# [Exercise directions]
Return every line of the data below that includes the string "Bauer".

# [Dataset records]
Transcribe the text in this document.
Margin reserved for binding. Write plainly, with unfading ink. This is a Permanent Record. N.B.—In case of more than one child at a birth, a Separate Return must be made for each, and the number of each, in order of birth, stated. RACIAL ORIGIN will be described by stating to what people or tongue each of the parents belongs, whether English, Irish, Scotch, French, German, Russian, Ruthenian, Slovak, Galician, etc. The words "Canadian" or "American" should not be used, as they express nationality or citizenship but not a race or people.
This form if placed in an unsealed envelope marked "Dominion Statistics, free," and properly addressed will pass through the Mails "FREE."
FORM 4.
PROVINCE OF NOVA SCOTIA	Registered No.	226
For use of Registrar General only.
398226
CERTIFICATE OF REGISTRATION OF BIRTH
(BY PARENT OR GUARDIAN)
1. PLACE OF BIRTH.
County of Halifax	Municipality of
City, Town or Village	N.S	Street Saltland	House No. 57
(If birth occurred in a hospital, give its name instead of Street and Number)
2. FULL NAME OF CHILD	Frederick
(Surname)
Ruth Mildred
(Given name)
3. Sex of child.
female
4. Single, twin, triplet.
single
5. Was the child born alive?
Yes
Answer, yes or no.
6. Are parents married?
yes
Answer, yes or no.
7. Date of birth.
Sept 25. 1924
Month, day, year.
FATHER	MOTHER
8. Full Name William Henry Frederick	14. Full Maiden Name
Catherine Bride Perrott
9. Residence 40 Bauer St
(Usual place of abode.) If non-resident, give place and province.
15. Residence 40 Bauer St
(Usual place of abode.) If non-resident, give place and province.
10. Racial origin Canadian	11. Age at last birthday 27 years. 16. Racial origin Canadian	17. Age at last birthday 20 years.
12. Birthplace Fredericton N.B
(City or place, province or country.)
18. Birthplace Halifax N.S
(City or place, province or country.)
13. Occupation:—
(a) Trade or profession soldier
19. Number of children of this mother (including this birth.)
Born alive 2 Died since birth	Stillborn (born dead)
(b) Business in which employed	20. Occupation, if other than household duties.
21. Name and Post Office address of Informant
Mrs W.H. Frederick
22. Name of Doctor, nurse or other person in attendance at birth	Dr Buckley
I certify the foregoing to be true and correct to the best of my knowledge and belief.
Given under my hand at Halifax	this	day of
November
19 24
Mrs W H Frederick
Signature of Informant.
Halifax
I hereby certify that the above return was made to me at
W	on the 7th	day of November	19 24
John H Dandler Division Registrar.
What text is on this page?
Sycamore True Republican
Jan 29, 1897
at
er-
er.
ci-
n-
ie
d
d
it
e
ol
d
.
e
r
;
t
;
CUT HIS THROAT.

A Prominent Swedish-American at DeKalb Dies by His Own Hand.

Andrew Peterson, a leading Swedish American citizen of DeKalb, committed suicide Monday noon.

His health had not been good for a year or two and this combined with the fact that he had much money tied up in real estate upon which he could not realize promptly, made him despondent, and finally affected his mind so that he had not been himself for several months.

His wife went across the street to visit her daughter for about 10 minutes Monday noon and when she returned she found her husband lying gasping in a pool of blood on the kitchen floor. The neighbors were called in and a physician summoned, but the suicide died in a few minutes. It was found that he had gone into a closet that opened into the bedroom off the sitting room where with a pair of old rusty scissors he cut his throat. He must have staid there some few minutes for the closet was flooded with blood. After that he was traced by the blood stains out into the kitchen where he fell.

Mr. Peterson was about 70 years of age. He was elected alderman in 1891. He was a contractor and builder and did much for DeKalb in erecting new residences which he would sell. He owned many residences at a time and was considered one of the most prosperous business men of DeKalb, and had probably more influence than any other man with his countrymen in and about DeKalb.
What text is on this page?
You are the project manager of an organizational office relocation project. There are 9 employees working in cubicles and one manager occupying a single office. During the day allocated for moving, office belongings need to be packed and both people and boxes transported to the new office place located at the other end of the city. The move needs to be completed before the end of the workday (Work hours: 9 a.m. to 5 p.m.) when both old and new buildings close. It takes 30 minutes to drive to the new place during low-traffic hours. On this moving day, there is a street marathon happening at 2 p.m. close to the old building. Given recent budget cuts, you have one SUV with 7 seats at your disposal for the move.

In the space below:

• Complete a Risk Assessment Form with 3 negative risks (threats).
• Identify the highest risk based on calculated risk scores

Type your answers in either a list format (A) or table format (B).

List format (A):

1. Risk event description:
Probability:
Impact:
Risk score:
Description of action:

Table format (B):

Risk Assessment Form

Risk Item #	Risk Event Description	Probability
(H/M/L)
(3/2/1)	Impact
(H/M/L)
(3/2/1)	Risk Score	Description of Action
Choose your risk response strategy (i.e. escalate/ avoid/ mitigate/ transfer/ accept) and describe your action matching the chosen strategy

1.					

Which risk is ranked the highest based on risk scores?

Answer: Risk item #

# [Written response]
9. Residence 40 Bauer St
15. Residence 40 Bauer St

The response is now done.